##### DATA FOR THE TASK
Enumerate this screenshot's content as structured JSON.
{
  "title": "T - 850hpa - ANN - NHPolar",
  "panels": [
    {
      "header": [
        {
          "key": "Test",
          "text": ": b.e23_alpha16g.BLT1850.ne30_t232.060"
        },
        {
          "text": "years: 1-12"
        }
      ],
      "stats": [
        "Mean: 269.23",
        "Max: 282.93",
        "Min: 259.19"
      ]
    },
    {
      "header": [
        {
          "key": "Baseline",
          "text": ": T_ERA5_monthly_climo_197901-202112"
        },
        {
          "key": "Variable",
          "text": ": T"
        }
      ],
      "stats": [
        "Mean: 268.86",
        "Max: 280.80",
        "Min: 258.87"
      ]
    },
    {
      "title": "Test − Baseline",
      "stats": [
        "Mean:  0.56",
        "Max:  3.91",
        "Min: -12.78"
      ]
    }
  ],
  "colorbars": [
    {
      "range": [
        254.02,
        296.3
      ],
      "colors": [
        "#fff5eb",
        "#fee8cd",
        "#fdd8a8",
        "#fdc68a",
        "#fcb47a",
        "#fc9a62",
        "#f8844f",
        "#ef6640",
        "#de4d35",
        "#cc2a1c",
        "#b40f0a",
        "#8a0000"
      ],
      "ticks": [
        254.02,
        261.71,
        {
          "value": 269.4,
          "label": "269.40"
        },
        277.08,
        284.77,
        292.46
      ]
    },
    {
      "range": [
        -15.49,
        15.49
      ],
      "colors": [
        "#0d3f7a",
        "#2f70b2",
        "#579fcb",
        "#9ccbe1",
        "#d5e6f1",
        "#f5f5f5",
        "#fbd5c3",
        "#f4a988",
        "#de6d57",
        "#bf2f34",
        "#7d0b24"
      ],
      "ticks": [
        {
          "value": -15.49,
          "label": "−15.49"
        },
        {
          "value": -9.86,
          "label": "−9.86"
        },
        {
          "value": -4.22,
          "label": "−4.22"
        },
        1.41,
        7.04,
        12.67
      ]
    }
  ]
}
##########
DIRECTION: Exactly reproduce all of the entries.

FINAL RESULT:
Enumerate this screenshot's content as structured JSON.
{
  "title": "T - 850hpa - ANN - NHPolar",
  "panels": [
    {
      "header": [
        {
          "key": "Test",
          "text": ": b.e23_alpha16g.BLT1850.ne30_t232.060"
        },
        {
          "text": "years: 1-12"
        }
      ],
      "stats": [
        "Mean: 269.23",
        "Max: 282.93",
        "Min: 259.19"
      ]
    },
    {
      "header": [
        {
          "key": "Baseline",
          "text": ": T_ERA5_monthly_climo_197901-202112"
        },
        {
          "key": "Variable",
          "text": ": T"
        }
      ],
      "stats": [
        "Mean: 268.86",
        "Max: 280.80",
        "Min: 258.87"
      ]
    },
    {
      "title": "Test − Baseline",
      "stats": [
        "Mean:  0.56",
        "Max:  3.91",
        "Min: -12.78"
      ]
    }
  ],
  "colorbars": [
    {
      "range": [
        254.02,
        296.3
      ],
      "colors": [
        "#fff5eb",
        "#fee8cd",
        "#fdd8a8",
        "#fdc68a",
        "#fcb47a",
        "#fc9a62",
        "#f8844f",
        "#ef6640",
        "#de4d35",
        "#cc2a1c",
        "#b40f0a",
        "#8a0000"
      ],
      "ticks": [
        254.02,
        261.71,
        {
          "value": 269.4,
          "label": "269.40"
        },
        277.08,
        284.77,
        292.46
      ]
    },
    {
      "range": [
        -15.49,
        15.49
      ],
      "colors": [
        "#0d3f7a",
        "#2f70b2",
        "#579fcb",
        "#9ccbe1",
        "#d5e6f1",
        "#f5f5f5",
        "#fbd5c3",
        "#f4a988",
        "#de6d57",
        "#bf2f34",
        "#7d0b24"
      ],
      "ticks": [
        {
          "value": -15.49,
          "label": "−15.49"
        },
        {
          "value": -9.86,
          "label": "−9.86"
        },
        {
          "value": -4.22,
          "label": "−4.22"
        },
        1.41,
        7.04,
        12.67
      ]
    }
  ]
}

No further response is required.